• Task description
Determine the number of lines containing the word "value", and state that figure alone.

• Excerpt from a dataset
###

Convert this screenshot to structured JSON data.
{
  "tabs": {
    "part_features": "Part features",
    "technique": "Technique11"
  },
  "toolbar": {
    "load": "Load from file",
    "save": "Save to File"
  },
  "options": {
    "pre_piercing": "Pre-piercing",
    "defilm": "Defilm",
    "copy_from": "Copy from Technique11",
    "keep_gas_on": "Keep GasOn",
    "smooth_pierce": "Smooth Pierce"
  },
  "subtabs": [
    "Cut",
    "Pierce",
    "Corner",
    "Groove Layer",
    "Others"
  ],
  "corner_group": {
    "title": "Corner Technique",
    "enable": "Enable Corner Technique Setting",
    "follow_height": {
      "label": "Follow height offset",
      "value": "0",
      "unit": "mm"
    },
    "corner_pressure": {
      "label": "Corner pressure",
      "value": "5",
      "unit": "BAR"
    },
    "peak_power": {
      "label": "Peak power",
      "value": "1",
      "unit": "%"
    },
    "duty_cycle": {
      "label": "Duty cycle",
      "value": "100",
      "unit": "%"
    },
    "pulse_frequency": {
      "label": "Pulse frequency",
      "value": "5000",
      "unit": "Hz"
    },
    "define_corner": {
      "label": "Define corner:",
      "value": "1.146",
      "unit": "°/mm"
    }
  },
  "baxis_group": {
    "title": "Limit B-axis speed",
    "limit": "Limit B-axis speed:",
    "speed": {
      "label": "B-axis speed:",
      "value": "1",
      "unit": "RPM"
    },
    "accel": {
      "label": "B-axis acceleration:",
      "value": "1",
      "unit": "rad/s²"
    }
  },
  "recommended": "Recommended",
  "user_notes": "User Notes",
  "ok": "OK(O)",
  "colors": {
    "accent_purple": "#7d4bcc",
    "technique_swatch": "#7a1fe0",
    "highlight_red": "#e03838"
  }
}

###

• Exercise solution
8